TASK
Copy out every line that contains the word "caption".

▬▬▬▬▬▬

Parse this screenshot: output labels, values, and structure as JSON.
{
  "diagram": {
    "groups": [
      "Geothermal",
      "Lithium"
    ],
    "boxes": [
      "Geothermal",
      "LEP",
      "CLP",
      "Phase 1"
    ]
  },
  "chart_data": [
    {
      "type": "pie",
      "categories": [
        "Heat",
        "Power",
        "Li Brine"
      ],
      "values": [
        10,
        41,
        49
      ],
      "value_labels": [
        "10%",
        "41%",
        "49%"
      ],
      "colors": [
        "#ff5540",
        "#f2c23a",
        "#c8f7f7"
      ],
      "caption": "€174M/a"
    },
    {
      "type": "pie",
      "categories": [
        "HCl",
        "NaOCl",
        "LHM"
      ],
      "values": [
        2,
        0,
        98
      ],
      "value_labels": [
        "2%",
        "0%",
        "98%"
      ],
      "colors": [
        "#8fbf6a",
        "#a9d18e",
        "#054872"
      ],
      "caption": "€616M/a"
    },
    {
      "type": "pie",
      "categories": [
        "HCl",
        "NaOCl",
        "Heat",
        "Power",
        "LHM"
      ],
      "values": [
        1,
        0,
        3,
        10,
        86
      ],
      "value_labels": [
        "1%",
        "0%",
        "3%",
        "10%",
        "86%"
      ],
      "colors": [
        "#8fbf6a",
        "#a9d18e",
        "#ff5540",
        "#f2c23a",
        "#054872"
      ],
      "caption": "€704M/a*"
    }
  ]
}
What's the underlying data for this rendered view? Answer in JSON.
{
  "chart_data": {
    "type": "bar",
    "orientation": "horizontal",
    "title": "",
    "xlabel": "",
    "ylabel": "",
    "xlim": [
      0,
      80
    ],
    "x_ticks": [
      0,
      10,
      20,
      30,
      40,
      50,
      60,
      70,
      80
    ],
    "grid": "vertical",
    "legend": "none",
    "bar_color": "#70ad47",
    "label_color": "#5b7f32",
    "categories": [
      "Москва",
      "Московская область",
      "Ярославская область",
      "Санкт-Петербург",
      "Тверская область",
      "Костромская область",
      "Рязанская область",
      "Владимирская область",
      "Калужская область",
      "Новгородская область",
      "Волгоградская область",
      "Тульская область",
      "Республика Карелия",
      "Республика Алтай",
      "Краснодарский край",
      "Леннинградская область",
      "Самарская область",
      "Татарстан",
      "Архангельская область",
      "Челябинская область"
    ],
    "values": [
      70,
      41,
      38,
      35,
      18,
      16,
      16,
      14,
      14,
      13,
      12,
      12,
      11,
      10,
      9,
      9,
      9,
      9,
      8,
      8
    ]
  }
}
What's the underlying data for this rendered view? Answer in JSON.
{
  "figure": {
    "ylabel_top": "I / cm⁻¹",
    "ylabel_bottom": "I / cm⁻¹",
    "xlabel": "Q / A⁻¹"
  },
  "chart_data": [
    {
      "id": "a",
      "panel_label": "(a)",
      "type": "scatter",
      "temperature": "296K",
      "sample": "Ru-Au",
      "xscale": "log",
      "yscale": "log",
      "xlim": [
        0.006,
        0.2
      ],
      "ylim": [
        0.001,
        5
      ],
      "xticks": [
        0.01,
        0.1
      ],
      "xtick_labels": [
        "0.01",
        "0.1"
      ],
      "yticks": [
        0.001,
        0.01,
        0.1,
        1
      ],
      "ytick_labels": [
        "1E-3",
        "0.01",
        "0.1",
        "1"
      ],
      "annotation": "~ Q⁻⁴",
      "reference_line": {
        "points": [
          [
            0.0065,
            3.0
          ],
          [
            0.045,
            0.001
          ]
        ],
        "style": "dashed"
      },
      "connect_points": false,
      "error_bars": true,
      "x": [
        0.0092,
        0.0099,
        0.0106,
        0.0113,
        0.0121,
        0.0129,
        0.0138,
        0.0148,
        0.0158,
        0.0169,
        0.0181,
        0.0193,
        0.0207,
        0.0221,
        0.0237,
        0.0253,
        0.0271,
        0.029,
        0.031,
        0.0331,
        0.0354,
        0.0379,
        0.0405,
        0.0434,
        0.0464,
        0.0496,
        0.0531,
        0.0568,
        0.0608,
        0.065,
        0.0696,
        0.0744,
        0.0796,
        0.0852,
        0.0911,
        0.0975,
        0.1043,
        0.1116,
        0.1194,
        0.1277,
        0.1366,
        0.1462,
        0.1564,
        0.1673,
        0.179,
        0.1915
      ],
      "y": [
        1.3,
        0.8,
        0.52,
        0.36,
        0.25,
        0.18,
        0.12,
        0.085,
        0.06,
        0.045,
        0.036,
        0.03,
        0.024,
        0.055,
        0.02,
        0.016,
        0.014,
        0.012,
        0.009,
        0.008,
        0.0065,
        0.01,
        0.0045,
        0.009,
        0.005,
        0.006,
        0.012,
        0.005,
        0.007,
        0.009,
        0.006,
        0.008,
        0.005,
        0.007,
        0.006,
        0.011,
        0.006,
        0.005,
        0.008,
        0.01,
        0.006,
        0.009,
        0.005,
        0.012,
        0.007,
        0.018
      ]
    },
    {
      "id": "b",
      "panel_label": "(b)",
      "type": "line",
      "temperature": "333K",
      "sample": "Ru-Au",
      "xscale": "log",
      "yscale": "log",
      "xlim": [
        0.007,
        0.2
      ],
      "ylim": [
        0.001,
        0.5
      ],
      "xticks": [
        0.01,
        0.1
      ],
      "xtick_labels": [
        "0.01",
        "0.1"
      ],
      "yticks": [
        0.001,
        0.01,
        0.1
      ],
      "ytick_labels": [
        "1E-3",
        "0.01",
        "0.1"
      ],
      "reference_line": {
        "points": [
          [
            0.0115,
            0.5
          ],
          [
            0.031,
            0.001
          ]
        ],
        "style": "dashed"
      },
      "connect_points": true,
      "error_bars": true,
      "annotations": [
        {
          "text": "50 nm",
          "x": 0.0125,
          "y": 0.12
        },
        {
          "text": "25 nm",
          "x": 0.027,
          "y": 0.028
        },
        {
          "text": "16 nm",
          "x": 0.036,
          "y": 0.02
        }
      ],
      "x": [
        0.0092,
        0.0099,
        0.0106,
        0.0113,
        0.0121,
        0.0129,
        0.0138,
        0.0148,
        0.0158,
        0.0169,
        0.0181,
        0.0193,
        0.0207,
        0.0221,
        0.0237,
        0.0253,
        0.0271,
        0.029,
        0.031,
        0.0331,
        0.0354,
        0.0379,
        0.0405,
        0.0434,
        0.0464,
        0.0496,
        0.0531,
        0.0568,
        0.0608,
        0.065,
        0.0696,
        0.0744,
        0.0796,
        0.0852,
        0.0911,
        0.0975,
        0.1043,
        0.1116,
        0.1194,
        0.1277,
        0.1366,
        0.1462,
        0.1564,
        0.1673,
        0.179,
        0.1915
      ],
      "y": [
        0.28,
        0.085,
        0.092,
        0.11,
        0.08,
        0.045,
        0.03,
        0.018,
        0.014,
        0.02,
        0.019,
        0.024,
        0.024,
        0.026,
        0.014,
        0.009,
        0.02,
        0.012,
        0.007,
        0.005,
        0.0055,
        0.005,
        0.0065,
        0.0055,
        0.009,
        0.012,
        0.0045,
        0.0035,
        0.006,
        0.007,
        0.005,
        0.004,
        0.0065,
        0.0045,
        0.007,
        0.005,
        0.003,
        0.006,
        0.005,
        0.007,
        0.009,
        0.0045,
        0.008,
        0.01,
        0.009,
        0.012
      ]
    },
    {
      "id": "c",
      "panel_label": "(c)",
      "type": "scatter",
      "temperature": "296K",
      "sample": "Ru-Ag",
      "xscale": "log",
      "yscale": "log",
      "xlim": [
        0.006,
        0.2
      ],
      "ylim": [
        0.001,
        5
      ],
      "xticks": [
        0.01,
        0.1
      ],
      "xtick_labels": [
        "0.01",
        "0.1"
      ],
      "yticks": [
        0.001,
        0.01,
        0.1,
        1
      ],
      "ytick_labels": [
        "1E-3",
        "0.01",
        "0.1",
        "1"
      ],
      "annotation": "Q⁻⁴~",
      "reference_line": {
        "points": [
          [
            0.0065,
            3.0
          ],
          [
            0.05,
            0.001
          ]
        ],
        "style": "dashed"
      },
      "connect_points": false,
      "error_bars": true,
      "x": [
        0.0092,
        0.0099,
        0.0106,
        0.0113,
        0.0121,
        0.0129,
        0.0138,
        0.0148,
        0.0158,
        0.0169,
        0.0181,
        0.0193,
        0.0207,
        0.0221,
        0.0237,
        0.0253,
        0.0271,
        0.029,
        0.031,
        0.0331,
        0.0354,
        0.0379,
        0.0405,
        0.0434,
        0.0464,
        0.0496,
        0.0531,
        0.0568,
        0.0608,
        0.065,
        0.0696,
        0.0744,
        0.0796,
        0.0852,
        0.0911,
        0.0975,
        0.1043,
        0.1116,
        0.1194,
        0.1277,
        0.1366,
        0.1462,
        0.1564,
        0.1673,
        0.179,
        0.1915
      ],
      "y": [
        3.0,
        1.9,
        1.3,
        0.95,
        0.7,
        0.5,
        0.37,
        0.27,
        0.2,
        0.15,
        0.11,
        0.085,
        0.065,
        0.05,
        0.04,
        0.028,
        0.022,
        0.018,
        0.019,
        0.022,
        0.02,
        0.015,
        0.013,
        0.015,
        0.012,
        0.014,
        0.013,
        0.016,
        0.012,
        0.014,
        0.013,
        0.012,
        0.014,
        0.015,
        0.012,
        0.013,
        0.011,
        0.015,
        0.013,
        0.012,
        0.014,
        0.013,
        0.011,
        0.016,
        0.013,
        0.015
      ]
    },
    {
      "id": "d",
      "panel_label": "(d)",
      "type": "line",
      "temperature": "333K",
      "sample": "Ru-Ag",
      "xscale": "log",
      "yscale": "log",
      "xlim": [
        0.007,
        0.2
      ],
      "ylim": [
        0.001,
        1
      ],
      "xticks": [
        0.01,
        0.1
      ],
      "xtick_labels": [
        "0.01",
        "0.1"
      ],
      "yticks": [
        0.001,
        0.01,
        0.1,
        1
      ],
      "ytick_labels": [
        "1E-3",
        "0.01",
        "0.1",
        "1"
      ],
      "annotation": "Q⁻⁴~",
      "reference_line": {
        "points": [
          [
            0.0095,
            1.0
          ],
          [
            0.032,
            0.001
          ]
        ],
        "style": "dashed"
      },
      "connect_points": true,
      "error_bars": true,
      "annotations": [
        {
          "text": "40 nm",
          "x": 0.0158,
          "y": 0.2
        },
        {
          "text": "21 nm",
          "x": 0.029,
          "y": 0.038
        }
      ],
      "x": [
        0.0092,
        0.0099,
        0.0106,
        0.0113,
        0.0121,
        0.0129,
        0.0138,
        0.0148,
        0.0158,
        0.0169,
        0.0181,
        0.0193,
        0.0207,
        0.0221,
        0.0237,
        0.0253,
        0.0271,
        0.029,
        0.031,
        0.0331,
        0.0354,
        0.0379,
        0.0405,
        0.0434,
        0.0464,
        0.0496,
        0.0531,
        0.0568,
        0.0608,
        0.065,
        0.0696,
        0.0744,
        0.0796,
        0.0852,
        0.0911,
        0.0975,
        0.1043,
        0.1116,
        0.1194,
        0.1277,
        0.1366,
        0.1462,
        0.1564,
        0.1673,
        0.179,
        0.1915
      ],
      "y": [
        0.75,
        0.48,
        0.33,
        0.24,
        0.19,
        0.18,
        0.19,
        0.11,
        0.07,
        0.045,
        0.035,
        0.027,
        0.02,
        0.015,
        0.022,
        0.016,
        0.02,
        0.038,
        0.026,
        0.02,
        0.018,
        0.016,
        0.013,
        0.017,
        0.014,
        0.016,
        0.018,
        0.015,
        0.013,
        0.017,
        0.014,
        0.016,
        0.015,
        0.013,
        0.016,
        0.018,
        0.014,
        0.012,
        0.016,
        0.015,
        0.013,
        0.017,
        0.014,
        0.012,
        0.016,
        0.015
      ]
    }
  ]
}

▬▬▬▬▬▬

FULL ANSWER
      "caption": "€174M/a"
      "caption": "€616M/a"
      "caption": "€704M/a*"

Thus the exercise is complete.